Textabschnitt:
Als ein mögliches weiteres Training ist hier zunächst der Advanced Medical Life Support (AMLS) zu nennen. Angelehnt an das traumatologische Pendent PHTLS wird bei AMLS der Schwerpunkt auf internistische Notfälle gelegt. Grundsätzlich ist AMLS genauso algorithmenbasiert und vermittelt dem Trainingsteilnehmer wertvolle Hinweise zur strukturierten Versorgung von Patienten mit internistischen Erkrankungen.
Weiter wäre der Pediatric Advanced Life Support (PALS) der AHA zu nennen, da sich algorithmenbasierte Versorgung auch vorzüglich auf kleine und kleinste Patienten anwenden lässt und sich so die Angst der Retter vor dem pädiatrischen Notfall deutlich reduzieren lässt – wie sie z. B. im Rahmen von Einsätzen der humanitären Hilfe auftreten können.
Durch das internationale Format dieser zertifizierten Ausbildungen wäre eine Internationalisierung des Ausbildungsbetriebs an der SanAkBw mit Integration ausländischer Lehrgangsteilnehmer möglich.
Als nicht mehr wegzudenkender Baustein in der notfallmedizinischen Ausbildung haben sich die Teamtrainings erwiesen. Von Lehrgangsteilnehmern werden diese immer wieder im Rahmen der Evaluation besonders gelobt und für besonders wichtig erachtet. Deshalb nehmen diese bei der Neukonzeption der Ausbilddungs- und Simulationszentren einen hohen Stellenwert ein.
Simulation ist aus der notfallmedizinischen Ausbildung ebenfalls nicht mehr wegzudenken. Spätestens seit der Gedanke des Crew Ressource Management (CRM) Eingang in die Ausbildung gefunden hat, ist Simulation ein Muss in der Ausbildung. Man denke nur an die Pilotenausbildung, ob zivil oder militärisch. Auch in der Medizin wird inzwischen breit an Simulatoren ausgebildet. Hier werden Situationen wie z. B. akute Notfälle möglichst realistisch mit Hilfe von „Puppen“ in nachgebildeter Umgebung dargestellt. Dies bedeutet allerdings hohe Anfangsinvestitionen. Nicht nur die Simulatoren an sich müssen beschafft werden, auch feste Räume mit eigenen Regieräumen und fest installierte Aufzeichnungsmöglichkeiten (Video) zur verzugslosen Nachbesprechung sind vorzusehen. Daneben muss ausreichend Personal zur Verfügung stehen und in der komplizierten Materie bestens eingewiesen sein.

Deine Aufgabe: Übertrage den Satz „Auch in der Medizin wird inzwischen breit an Simulatoren ausgebildet.“ aus dem Text über notfallmedizinische Ausbildung ins Englische.

Gezeigte Einträge:
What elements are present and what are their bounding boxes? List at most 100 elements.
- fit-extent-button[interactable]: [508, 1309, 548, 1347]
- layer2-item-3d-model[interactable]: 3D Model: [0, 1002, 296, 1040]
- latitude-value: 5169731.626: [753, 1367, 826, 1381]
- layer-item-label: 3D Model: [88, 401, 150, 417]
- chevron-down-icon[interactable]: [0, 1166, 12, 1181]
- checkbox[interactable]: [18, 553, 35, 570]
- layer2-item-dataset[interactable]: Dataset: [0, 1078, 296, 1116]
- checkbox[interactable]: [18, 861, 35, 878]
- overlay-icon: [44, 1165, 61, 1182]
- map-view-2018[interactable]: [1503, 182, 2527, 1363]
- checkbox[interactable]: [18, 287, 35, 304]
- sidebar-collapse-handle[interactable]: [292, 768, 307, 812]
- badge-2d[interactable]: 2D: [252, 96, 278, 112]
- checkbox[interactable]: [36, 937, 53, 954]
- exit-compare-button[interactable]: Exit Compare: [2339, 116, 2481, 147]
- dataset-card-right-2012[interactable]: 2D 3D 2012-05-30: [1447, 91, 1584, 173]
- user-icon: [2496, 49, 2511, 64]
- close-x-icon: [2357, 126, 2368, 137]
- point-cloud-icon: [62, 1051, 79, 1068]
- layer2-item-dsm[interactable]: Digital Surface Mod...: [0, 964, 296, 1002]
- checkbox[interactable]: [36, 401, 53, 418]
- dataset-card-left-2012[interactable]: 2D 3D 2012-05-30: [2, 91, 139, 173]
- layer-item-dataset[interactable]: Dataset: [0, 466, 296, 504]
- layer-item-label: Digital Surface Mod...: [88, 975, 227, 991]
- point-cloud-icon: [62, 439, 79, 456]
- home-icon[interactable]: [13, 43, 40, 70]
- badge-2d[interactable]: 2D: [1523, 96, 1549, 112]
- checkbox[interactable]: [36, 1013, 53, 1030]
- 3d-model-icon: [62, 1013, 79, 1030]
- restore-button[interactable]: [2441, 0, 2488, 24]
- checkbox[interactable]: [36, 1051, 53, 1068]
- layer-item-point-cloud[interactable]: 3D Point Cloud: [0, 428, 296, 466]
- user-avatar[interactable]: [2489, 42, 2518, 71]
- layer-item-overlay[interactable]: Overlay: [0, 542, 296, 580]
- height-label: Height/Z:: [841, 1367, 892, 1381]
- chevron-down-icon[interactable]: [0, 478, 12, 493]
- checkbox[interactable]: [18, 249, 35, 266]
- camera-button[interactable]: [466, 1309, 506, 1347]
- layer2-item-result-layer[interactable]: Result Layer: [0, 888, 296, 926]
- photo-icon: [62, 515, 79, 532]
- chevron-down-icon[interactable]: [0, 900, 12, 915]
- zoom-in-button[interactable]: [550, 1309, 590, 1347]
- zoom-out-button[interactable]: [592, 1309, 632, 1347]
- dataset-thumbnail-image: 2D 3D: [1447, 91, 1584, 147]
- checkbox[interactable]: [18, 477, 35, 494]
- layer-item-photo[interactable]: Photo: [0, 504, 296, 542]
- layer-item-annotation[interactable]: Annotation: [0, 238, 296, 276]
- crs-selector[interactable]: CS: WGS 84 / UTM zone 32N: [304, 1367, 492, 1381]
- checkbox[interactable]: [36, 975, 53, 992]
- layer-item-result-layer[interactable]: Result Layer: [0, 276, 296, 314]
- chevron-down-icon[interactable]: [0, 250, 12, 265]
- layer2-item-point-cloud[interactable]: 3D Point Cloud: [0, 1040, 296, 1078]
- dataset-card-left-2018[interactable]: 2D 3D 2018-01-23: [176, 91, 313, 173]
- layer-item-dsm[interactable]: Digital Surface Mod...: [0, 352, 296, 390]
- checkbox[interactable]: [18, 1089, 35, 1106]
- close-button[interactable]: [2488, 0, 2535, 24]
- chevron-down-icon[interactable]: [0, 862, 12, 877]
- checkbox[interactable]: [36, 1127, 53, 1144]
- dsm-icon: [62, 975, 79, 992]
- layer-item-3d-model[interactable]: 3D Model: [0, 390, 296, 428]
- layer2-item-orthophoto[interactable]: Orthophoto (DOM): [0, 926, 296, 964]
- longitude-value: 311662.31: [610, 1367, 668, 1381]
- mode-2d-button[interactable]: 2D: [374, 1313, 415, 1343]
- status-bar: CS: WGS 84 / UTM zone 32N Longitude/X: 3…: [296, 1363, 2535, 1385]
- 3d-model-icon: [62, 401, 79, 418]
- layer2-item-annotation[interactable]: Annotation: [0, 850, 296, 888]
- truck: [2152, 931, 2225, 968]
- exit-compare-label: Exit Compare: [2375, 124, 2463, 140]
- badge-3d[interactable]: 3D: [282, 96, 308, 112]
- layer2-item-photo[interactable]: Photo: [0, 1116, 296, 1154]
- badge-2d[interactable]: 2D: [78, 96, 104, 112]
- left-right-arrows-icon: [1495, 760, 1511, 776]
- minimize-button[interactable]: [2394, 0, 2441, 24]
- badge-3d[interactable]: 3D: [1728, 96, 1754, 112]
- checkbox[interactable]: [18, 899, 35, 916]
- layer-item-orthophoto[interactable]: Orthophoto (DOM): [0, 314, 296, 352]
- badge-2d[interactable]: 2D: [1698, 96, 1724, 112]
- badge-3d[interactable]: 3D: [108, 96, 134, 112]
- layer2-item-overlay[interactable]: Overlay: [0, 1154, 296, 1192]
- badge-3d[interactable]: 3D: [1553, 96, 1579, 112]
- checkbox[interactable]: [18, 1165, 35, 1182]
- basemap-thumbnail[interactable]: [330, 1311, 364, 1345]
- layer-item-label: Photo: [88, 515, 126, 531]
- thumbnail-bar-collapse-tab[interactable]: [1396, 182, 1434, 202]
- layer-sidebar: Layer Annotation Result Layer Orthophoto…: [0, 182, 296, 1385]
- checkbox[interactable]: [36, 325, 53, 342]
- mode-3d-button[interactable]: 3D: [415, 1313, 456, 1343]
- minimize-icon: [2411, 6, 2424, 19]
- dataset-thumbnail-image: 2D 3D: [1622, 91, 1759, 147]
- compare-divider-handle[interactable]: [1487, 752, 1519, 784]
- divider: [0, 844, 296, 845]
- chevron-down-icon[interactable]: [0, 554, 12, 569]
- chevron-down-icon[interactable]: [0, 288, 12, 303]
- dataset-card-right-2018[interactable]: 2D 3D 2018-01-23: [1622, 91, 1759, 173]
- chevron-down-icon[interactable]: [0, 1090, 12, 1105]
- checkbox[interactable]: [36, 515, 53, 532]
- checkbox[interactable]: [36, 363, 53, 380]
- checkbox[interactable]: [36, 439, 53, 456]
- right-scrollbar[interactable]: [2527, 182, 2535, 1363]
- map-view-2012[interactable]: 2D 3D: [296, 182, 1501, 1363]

Deine Lösung: In medicine, too, training on simulators is now widespread.